■ PROBLEM STATEMENT
Tally up the lines below that include the word "this". Answer with the number alone.

## BEGIN DATA TO PROCESS

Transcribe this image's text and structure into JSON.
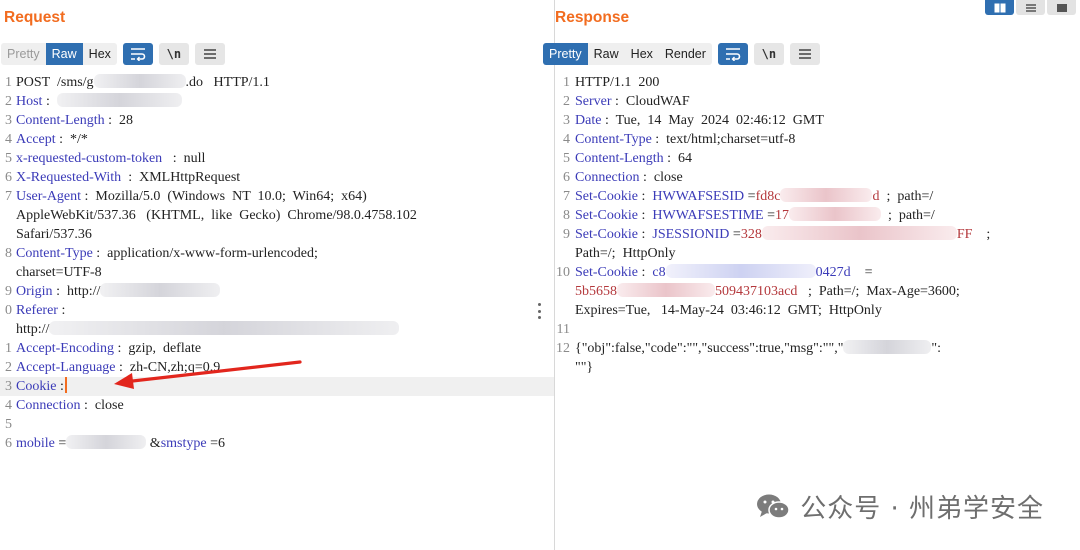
{
  "request": {
    "title": "Request",
    "tabs": [
      "Pretty",
      "Raw",
      "Hex"
    ],
    "active_tab": "Raw",
    "newline_label": "\\n",
    "lines": [
      {
        "n": "1",
        "parts": [
          [
            "v",
            "POST  /sms/g"
          ],
          [
            "blur",
            ""
          ],
          [
            "v",
            ".do   HTTP/1.1"
          ]
        ]
      },
      {
        "n": "2",
        "parts": [
          [
            "k",
            "Host"
          ],
          [
            "v",
            " :  "
          ],
          [
            "blur",
            ""
          ]
        ]
      },
      {
        "n": "3",
        "parts": [
          [
            "k",
            "Content-Length"
          ],
          [
            "v",
            " :  28"
          ]
        ]
      },
      {
        "n": "4",
        "parts": [
          [
            "k",
            "Accept"
          ],
          [
            "v",
            " :  */*"
          ]
        ]
      },
      {
        "n": "5",
        "parts": [
          [
            "k",
            "x-requested-custom-token"
          ],
          [
            "v",
            "   :  null"
          ]
        ]
      },
      {
        "n": "6",
        "parts": [
          [
            "k",
            "X-Requested-With"
          ],
          [
            "v",
            "  :  XMLHttpRequest"
          ]
        ]
      },
      {
        "n": "7",
        "parts": [
          [
            "k",
            "User-Agent"
          ],
          [
            "v",
            " :  Mozilla/5.0  (Windows  NT  10.0;  Win64;  x64)"
          ]
        ]
      },
      {
        "n": "",
        "parts": [
          [
            "v",
            "AppleWebKit/537.36   (KHTML,  like  Gecko)  Chrome/98.0.4758.102"
          ]
        ]
      },
      {
        "n": "",
        "parts": [
          [
            "v",
            "Safari/537.36"
          ]
        ]
      },
      {
        "n": "8",
        "parts": [
          [
            "k",
            "Content-Type"
          ],
          [
            "v",
            " :  application/x-www-form-urlencoded;"
          ]
        ]
      },
      {
        "n": "",
        "parts": [
          [
            "v",
            "charset=UTF-8"
          ]
        ]
      },
      {
        "n": "9",
        "parts": [
          [
            "k",
            "Origin"
          ],
          [
            "v",
            " :  http://"
          ],
          [
            "blur",
            ""
          ]
        ]
      },
      {
        "n": "0",
        "parts": [
          [
            "k",
            "Referer"
          ],
          [
            "v",
            " :"
          ]
        ]
      },
      {
        "n": "",
        "parts": [
          [
            "v",
            "http://"
          ],
          [
            "blur",
            ""
          ]
        ]
      },
      {
        "n": "1",
        "parts": [
          [
            "k",
            "Accept-Encoding"
          ],
          [
            "v",
            " :  gzip,  deflate"
          ]
        ]
      },
      {
        "n": "2",
        "parts": [
          [
            "k",
            "Accept-Language"
          ],
          [
            "v",
            " :  zh-CN,zh;q=0.9"
          ]
        ]
      },
      {
        "n": "3",
        "parts": [
          [
            "k",
            "Cookie"
          ],
          [
            "v",
            " :"
          ],
          [
            "caret",
            ""
          ]
        ],
        "highlight": true
      },
      {
        "n": "4",
        "parts": [
          [
            "k",
            "Connection"
          ],
          [
            "v",
            " :  close"
          ]
        ]
      },
      {
        "n": "5",
        "parts": []
      },
      {
        "n": "6",
        "parts": [
          [
            "k",
            "mobile"
          ],
          [
            "v",
            " ="
          ],
          [
            "blur",
            ""
          ],
          [
            "v",
            " &"
          ],
          [
            "k",
            "smstype"
          ],
          [
            "v",
            " =6"
          ]
        ]
      }
    ]
  },
  "response": {
    "title": "Response",
    "tabs": [
      "Pretty",
      "Raw",
      "Hex",
      "Render"
    ],
    "active_tab": "Pretty",
    "newline_label": "\\n",
    "lines": [
      {
        "n": "1",
        "parts": [
          [
            "v",
            "HTTP/1.1  200"
          ]
        ]
      },
      {
        "n": "2",
        "parts": [
          [
            "k",
            "Server"
          ],
          [
            "v",
            " :  CloudWAF"
          ]
        ]
      },
      {
        "n": "3",
        "parts": [
          [
            "k",
            "Date"
          ],
          [
            "v",
            " :  Tue,  14  May  2024  02:46:12  GMT"
          ]
        ]
      },
      {
        "n": "4",
        "parts": [
          [
            "k",
            "Content-Type"
          ],
          [
            "v",
            " :  text/html;charset=utf-8"
          ]
        ]
      },
      {
        "n": "5",
        "parts": [
          [
            "k",
            "Content-Length"
          ],
          [
            "v",
            " :  64"
          ]
        ]
      },
      {
        "n": "6",
        "parts": [
          [
            "k",
            "Connection"
          ],
          [
            "v",
            " :  close"
          ]
        ]
      },
      {
        "n": "7",
        "parts": [
          [
            "k",
            "Set-Cookie"
          ],
          [
            "v",
            " :  "
          ],
          [
            "blue",
            "HWWAFSESID"
          ],
          [
            "v",
            " ="
          ],
          [
            "s",
            "fd8c"
          ],
          [
            "blurp",
            ""
          ],
          [
            "s",
            "d"
          ],
          [
            "v",
            "  ;  path=/"
          ]
        ]
      },
      {
        "n": "8",
        "parts": [
          [
            "k",
            "Set-Cookie"
          ],
          [
            "v",
            " :  "
          ],
          [
            "blue",
            "HWWAFSESTIME"
          ],
          [
            "v",
            " ="
          ],
          [
            "s",
            "17"
          ],
          [
            "blurp",
            ""
          ],
          [
            "v",
            "  ;  path=/"
          ]
        ]
      },
      {
        "n": "9",
        "parts": [
          [
            "k",
            "Set-Cookie"
          ],
          [
            "v",
            " :  "
          ],
          [
            "blue",
            "JSESSIONID"
          ],
          [
            "v",
            " ="
          ],
          [
            "s",
            "328"
          ],
          [
            "blurp",
            ""
          ],
          [
            "s",
            "FF"
          ],
          [
            "v",
            "    ;"
          ]
        ]
      },
      {
        "n": "",
        "parts": [
          [
            "v",
            "Path=/;  HttpOnly"
          ]
        ]
      },
      {
        "n": "10",
        "parts": [
          [
            "k",
            "Set-Cookie"
          ],
          [
            "v",
            " :  "
          ],
          [
            "blue",
            "c8"
          ],
          [
            "blurl",
            ""
          ],
          [
            "blue",
            "0427d"
          ],
          [
            "v",
            "    ="
          ]
        ]
      },
      {
        "n": "",
        "parts": [
          [
            "s",
            "5b5658"
          ],
          [
            "blurp",
            ""
          ],
          [
            "s",
            "509437103acd"
          ],
          [
            "v",
            "   ;  Path=/;  Max-Age=3600;"
          ]
        ]
      },
      {
        "n": "",
        "parts": [
          [
            "v",
            "Expires=Tue,   14-May-24  03:46:12  GMT;  HttpOnly"
          ]
        ]
      },
      {
        "n": "11",
        "parts": []
      },
      {
        "n": "12",
        "parts": [
          [
            "v",
            "{\"obj\":false,\"code\":\"\",\"success\":true,\"msg\":\"\",\""
          ],
          [
            "blur",
            ""
          ],
          [
            "v",
            "\":"
          ]
        ]
      },
      {
        "n": "",
        "parts": [
          [
            "v",
            "\"\"}"
          ]
        ]
      }
    ]
  },
  "watermark": "公众号 · 州弟学安全"
}
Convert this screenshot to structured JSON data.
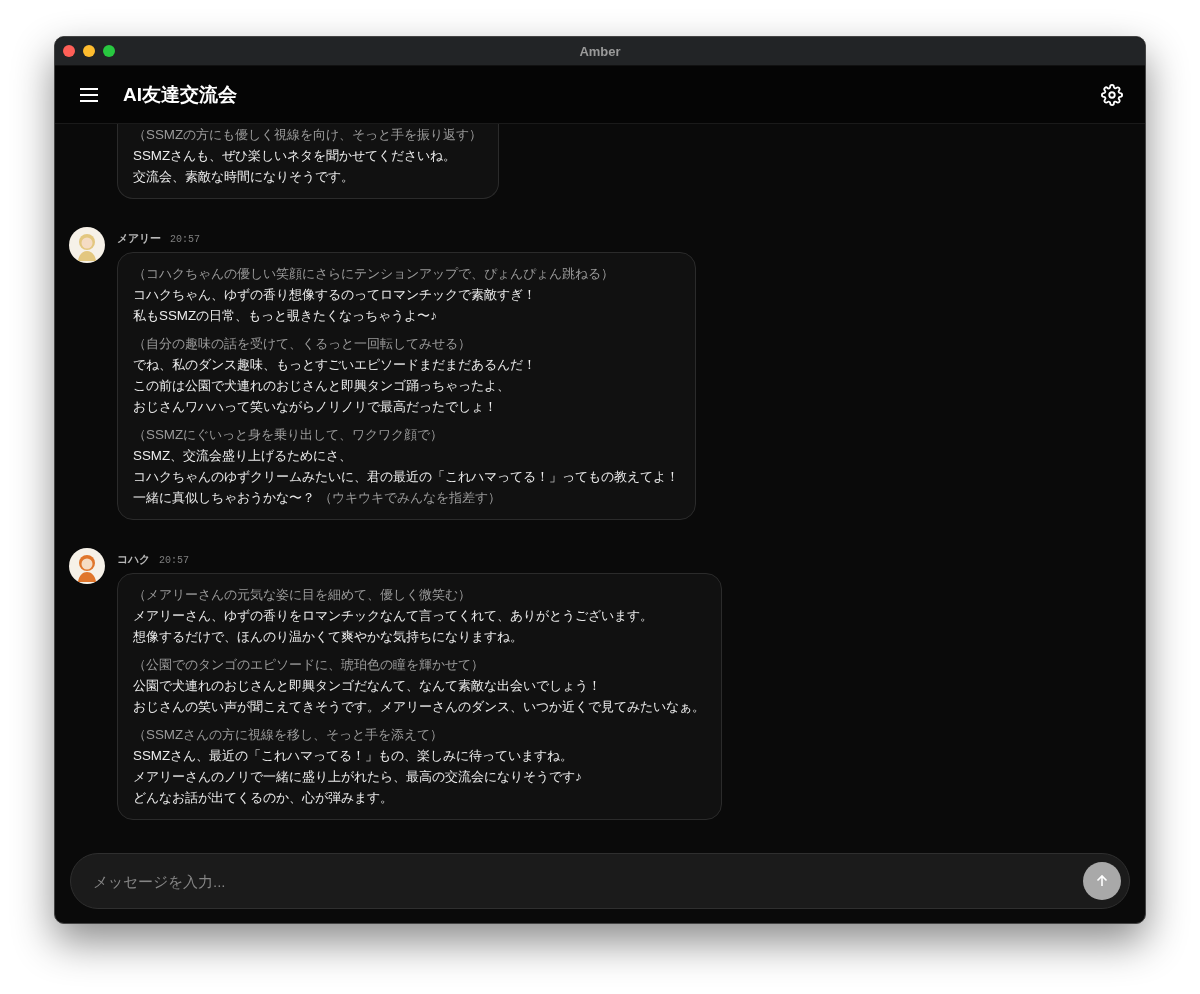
{
  "window": {
    "title": "Amber"
  },
  "header": {
    "title": "AI友達交流会"
  },
  "messages": [
    {
      "paragraphs": [
        [
          [
            {
              "kind": "action",
              "text": "（SSMZの方にも優しく視線を向け、そっと手を振り返す）"
            }
          ],
          [
            {
              "kind": "speech",
              "text": "SSMZさんも、ぜひ楽しいネタを聞かせてくださいね。"
            }
          ],
          [
            {
              "kind": "speech",
              "text": "交流会、素敵な時間になりそうです。"
            }
          ]
        ]
      ]
    },
    {
      "name": "メアリー",
      "time": "20:57",
      "color": "#e3c77f",
      "paragraphs": [
        [
          [
            {
              "kind": "action",
              "text": "（コハクちゃんの優しい笑顔にさらにテンションアップで、ぴょんぴょん跳ねる）"
            }
          ],
          [
            {
              "kind": "speech",
              "text": "コハクちゃん、ゆずの香り想像するのってロマンチックで素敵すぎ！"
            }
          ],
          [
            {
              "kind": "speech",
              "text": "私もSSMZの日常、もっと覗きたくなっちゃうよ〜♪"
            }
          ]
        ],
        [
          [
            {
              "kind": "action",
              "text": "（自分の趣味の話を受けて、くるっと一回転してみせる）"
            }
          ],
          [
            {
              "kind": "speech",
              "text": "でね、私のダンス趣味、もっとすごいエピソードまだまだあるんだ！"
            }
          ],
          [
            {
              "kind": "speech",
              "text": "この前は公園で犬連れのおじさんと即興タンゴ踊っちゃったよ、"
            }
          ],
          [
            {
              "kind": "speech",
              "text": "おじさんワハハって笑いながらノリノリで最高だったでしょ！"
            }
          ]
        ],
        [
          [
            {
              "kind": "action",
              "text": "（SSMZにぐいっと身を乗り出して、ワクワク顔で）"
            }
          ],
          [
            {
              "kind": "speech",
              "text": "SSMZ、交流会盛り上げるためにさ、"
            }
          ],
          [
            {
              "kind": "speech",
              "text": "コハクちゃんのゆずクリームみたいに、君の最近の「これハマってる！」ってもの教えてよ！"
            }
          ],
          [
            {
              "kind": "speech",
              "text": "一緒に真似しちゃおうかな〜？ "
            },
            {
              "kind": "action",
              "text": "（ウキウキでみんなを指差す）"
            }
          ]
        ]
      ]
    },
    {
      "name": "コハク",
      "time": "20:57",
      "color": "#e0762c",
      "paragraphs": [
        [
          [
            {
              "kind": "action",
              "text": "（メアリーさんの元気な姿に目を細めて、優しく微笑む）"
            }
          ],
          [
            {
              "kind": "speech",
              "text": "メアリーさん、ゆずの香りをロマンチックなんて言ってくれて、ありがとうございます。"
            }
          ],
          [
            {
              "kind": "speech",
              "text": "想像するだけで、ほんのり温かくて爽やかな気持ちになりますね。"
            }
          ]
        ],
        [
          [
            {
              "kind": "action",
              "text": "（公園でのタンゴのエピソードに、琥珀色の瞳を輝かせて）"
            }
          ],
          [
            {
              "kind": "speech",
              "text": "公園で犬連れのおじさんと即興タンゴだなんて、なんて素敵な出会いでしょう！"
            }
          ],
          [
            {
              "kind": "speech",
              "text": "おじさんの笑い声が聞こえてきそうです。メアリーさんのダンス、いつか近くで見てみたいなぁ。"
            }
          ]
        ],
        [
          [
            {
              "kind": "action",
              "text": "（SSMZさんの方に視線を移し、そっと手を添えて）"
            }
          ],
          [
            {
              "kind": "speech",
              "text": "SSMZさん、最近の「これハマってる！」もの、楽しみに待っていますね。"
            }
          ],
          [
            {
              "kind": "speech",
              "text": "メアリーさんのノリで一緒に盛り上がれたら、最高の交流会になりそうです♪"
            }
          ],
          [
            {
              "kind": "speech",
              "text": "どんなお話が出てくるのか、心が弾みます。"
            }
          ]
        ]
      ]
    }
  ],
  "composer": {
    "placeholder": "メッセージを入力..."
  }
}
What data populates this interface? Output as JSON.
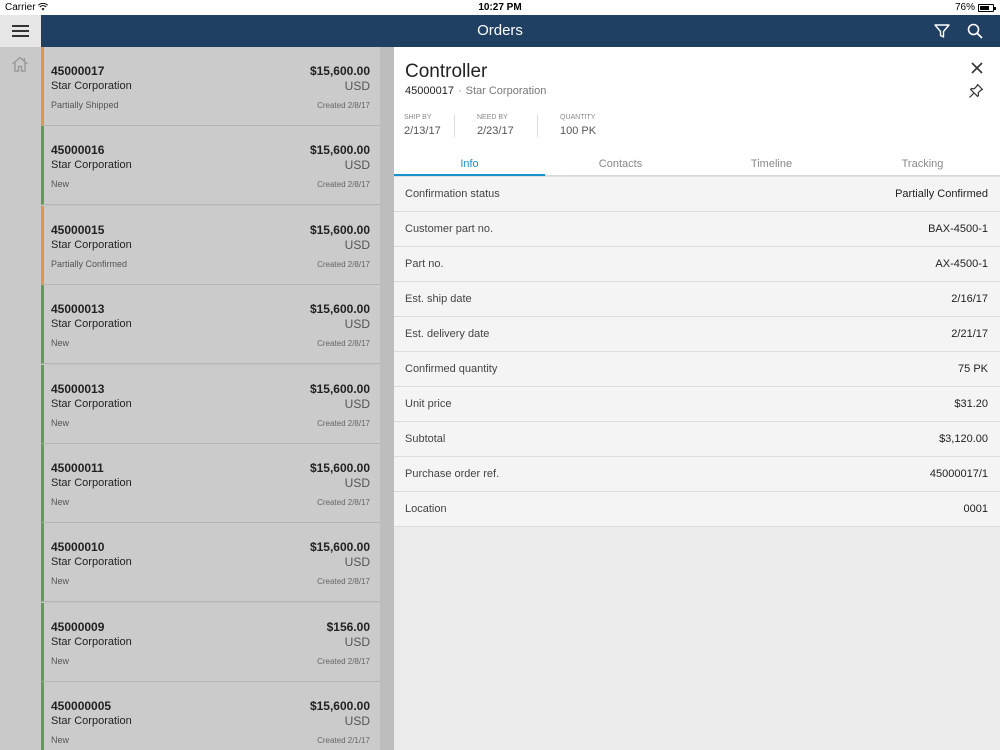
{
  "status_bar": {
    "carrier": "Carrier",
    "time": "10:27 PM",
    "battery": "76%",
    "battery_level": 0.76
  },
  "header": {
    "title": "Orders"
  },
  "orders": [
    {
      "number": "45000017",
      "customer": "Star Corporation",
      "status": "Partially Shipped",
      "amount": "$15,600.00",
      "currency": "USD",
      "created": "Created 2/8/17",
      "status_color": "#e2944a"
    },
    {
      "number": "45000016",
      "customer": "Star Corporation",
      "status": "New",
      "amount": "$15,600.00",
      "currency": "USD",
      "created": "Created 2/8/17",
      "status_color": "#5aa04e"
    },
    {
      "number": "45000015",
      "customer": "Star Corporation",
      "status": "Partially Confirmed",
      "amount": "$15,600.00",
      "currency": "USD",
      "created": "Created 2/8/17",
      "status_color": "#e2944a"
    },
    {
      "number": "45000013",
      "customer": "Star Corporation",
      "status": "New",
      "amount": "$15,600.00",
      "currency": "USD",
      "created": "Created 2/8/17",
      "status_color": "#5aa04e"
    },
    {
      "number": "45000013",
      "customer": "Star Corporation",
      "status": "New",
      "amount": "$15,600.00",
      "currency": "USD",
      "created": "Created 2/8/17",
      "status_color": "#5aa04e"
    },
    {
      "number": "45000011",
      "customer": "Star Corporation",
      "status": "New",
      "amount": "$15,600.00",
      "currency": "USD",
      "created": "Created 2/8/17",
      "status_color": "#5aa04e"
    },
    {
      "number": "45000010",
      "customer": "Star Corporation",
      "status": "New",
      "amount": "$15,600.00",
      "currency": "USD",
      "created": "Created 2/8/17",
      "status_color": "#5aa04e"
    },
    {
      "number": "45000009",
      "customer": "Star Corporation",
      "status": "New",
      "amount": "$156.00",
      "currency": "USD",
      "created": "Created 2/8/17",
      "status_color": "#5aa04e"
    },
    {
      "number": "450000005",
      "customer": "Star Corporation",
      "status": "New",
      "amount": "$15,600.00",
      "currency": "USD",
      "created": "Created 2/1/17",
      "status_color": "#5aa04e"
    }
  ],
  "detail": {
    "title": "Controller",
    "order_number": "45000017",
    "separator": "·",
    "customer": "Star Corporation",
    "ship_by_label": "SHIP BY",
    "ship_by": "2/13/17",
    "need_by_label": "NEED BY",
    "need_by": "2/23/17",
    "quantity_label": "QUANTITY",
    "quantity": "100 PK",
    "tabs": [
      "Info",
      "Contacts",
      "Timeline",
      "Tracking"
    ],
    "rows": [
      {
        "label": "Confirmation status",
        "value": "Partially Confirmed"
      },
      {
        "label": "Customer part no.",
        "value": "BAX-4500-1"
      },
      {
        "label": "Part no.",
        "value": "AX-4500-1"
      },
      {
        "label": "Est. ship date",
        "value": "2/16/17"
      },
      {
        "label": "Est. delivery date",
        "value": "2/21/17"
      },
      {
        "label": "Confirmed quantity",
        "value": "75 PK"
      },
      {
        "label": "Unit price",
        "value": "$31.20"
      },
      {
        "label": "Subtotal",
        "value": "$3,120.00"
      },
      {
        "label": "Purchase order ref.",
        "value": "45000017/1"
      },
      {
        "label": "Location",
        "value": "0001"
      }
    ]
  }
}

## END DATA TO PROCESS

■ RESULT
3